Stored dataset items:
╔══
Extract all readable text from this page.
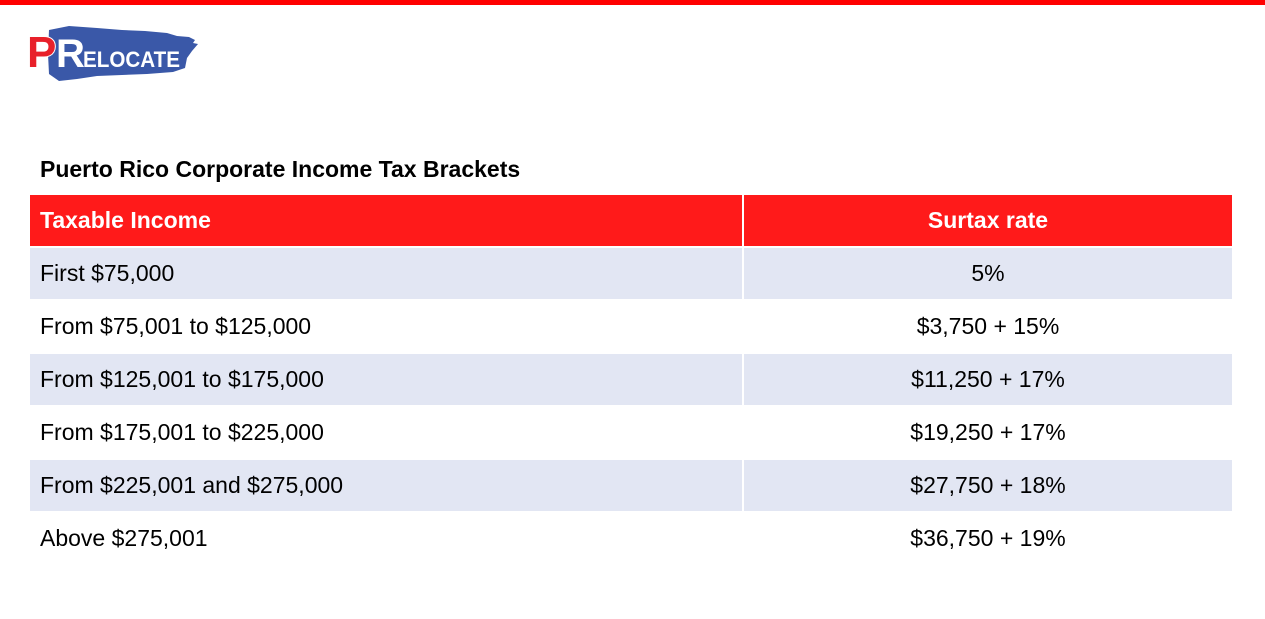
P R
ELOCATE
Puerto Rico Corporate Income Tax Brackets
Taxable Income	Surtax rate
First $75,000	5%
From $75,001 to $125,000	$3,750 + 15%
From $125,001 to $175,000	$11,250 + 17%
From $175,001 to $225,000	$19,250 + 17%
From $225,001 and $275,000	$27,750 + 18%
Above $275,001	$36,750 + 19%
╚══
* **Given problem**:
In the listing above, count each line that holds the string "Income". Give the number only.

* **Completed exercise**:
2